#### PROVIDED MATERIAL

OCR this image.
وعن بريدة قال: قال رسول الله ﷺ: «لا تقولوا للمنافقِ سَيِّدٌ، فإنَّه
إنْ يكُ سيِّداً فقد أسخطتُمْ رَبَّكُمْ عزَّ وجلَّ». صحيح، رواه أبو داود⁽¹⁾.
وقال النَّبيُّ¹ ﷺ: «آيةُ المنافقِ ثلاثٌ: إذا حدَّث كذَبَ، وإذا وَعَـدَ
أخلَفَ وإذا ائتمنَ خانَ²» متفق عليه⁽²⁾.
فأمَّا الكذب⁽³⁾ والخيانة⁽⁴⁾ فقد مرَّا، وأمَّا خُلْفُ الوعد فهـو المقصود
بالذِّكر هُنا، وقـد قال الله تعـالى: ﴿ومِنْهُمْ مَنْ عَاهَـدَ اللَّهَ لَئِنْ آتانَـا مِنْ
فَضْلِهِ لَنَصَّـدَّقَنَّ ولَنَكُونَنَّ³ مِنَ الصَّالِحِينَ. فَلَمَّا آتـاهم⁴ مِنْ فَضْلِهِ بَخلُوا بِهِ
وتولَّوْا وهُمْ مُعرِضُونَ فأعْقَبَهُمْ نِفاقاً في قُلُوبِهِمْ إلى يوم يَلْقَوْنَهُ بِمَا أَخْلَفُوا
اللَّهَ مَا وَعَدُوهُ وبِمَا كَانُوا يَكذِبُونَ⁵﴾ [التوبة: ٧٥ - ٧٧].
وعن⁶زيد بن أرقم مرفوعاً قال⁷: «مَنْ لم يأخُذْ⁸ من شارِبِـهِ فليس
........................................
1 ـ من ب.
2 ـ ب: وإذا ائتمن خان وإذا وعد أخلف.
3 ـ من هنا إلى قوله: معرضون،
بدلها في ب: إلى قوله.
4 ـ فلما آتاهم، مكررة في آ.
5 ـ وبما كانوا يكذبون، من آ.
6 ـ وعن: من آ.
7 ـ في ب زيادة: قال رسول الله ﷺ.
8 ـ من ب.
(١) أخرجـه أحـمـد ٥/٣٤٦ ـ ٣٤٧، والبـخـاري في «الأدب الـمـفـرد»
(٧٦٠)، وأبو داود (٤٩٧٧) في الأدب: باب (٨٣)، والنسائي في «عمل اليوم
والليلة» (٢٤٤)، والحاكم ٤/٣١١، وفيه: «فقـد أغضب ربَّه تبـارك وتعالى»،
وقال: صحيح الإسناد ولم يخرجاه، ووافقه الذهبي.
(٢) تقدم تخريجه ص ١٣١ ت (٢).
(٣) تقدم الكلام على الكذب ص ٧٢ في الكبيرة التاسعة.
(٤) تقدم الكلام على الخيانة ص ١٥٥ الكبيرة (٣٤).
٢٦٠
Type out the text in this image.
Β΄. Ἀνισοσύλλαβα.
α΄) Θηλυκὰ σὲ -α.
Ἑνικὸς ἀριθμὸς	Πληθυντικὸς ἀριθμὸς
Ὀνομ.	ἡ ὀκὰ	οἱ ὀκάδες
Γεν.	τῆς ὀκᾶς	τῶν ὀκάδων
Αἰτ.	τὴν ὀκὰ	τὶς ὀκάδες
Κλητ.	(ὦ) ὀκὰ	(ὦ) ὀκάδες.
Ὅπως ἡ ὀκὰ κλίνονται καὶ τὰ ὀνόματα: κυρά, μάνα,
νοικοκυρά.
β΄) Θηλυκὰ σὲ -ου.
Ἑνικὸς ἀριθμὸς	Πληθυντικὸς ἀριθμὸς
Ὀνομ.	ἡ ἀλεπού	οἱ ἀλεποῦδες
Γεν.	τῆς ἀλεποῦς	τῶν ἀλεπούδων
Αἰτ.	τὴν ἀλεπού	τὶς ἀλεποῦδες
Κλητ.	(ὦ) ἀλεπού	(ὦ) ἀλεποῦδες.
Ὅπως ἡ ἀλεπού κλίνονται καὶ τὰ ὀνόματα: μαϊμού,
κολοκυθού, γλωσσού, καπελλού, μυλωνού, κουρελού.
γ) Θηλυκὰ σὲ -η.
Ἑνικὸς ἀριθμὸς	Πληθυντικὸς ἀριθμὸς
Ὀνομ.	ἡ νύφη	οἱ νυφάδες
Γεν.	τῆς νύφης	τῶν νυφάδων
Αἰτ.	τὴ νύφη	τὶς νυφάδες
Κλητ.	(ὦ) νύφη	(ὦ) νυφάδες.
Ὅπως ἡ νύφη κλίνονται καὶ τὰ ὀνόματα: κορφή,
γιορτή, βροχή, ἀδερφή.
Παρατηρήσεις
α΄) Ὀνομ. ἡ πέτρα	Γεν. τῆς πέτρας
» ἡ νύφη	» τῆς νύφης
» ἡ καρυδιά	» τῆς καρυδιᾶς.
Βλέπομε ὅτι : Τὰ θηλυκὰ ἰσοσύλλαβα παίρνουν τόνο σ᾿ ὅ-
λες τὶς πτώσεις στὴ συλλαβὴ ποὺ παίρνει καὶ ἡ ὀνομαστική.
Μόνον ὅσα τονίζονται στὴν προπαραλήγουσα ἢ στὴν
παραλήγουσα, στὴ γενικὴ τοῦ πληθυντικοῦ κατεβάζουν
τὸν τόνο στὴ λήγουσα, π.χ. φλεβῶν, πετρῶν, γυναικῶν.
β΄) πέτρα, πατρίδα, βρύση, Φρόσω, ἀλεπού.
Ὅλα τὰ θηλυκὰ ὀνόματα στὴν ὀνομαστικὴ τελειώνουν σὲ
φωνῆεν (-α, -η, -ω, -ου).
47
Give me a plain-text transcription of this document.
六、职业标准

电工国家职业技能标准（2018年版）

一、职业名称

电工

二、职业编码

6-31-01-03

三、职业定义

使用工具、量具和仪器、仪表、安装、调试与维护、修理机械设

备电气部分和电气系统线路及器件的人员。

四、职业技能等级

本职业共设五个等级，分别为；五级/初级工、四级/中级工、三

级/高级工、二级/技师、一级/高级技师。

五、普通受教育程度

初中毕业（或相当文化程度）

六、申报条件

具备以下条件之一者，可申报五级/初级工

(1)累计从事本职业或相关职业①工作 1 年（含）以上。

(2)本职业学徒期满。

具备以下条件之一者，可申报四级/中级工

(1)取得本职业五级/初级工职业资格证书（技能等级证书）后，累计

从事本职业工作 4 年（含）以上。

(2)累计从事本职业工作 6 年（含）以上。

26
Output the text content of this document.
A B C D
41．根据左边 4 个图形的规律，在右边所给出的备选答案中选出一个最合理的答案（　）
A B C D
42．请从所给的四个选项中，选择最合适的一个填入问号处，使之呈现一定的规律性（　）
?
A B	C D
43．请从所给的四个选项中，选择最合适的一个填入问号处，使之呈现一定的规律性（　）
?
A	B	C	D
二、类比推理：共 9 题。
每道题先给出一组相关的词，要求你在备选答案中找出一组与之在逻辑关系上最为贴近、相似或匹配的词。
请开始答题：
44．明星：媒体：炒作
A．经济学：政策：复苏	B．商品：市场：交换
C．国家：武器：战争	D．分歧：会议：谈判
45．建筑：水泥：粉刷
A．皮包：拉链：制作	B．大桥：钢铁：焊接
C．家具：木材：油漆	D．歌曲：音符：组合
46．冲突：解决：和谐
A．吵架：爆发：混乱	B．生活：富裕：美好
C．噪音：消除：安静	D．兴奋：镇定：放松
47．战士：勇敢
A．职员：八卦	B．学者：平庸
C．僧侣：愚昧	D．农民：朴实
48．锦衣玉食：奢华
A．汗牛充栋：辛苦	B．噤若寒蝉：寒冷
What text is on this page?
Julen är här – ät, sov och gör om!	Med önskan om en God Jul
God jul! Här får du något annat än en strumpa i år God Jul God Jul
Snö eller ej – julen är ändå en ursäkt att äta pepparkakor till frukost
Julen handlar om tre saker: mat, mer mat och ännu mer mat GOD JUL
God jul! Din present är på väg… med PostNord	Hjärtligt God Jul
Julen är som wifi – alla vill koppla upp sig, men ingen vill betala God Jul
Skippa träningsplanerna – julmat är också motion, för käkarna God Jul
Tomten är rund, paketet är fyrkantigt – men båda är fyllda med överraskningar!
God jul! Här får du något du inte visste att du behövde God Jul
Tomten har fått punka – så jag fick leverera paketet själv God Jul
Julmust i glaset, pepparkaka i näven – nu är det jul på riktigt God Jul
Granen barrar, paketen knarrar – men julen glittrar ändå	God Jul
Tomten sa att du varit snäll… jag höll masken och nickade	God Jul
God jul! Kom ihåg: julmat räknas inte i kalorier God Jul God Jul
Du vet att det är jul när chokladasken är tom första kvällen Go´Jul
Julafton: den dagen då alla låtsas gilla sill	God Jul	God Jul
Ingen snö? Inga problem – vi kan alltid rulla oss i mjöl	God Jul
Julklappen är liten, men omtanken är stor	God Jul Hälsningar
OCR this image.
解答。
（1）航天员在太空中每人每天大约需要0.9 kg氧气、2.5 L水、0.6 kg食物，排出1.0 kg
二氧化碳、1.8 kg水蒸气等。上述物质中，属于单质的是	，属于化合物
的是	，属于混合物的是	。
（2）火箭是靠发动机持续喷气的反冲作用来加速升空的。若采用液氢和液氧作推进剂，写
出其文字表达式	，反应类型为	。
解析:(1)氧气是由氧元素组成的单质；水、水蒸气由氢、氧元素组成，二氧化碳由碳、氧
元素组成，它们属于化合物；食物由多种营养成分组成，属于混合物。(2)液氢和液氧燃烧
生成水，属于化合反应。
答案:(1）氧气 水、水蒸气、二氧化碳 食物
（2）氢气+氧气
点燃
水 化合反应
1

########

_PROBLEM DESCRIPTION_
Only lines with "وقال" are wanted here; list each of them.

_THE COMPLETED TASK_
وقال النَّبيُّ¹ ﷺ: «آيةُ المنافقِ ثلاثٌ: إذا حدَّث كذَبَ، وإذا وَعَـدَ
وقال: صحيح الإسناد ولم يخرجاه، ووافقه الذهبي.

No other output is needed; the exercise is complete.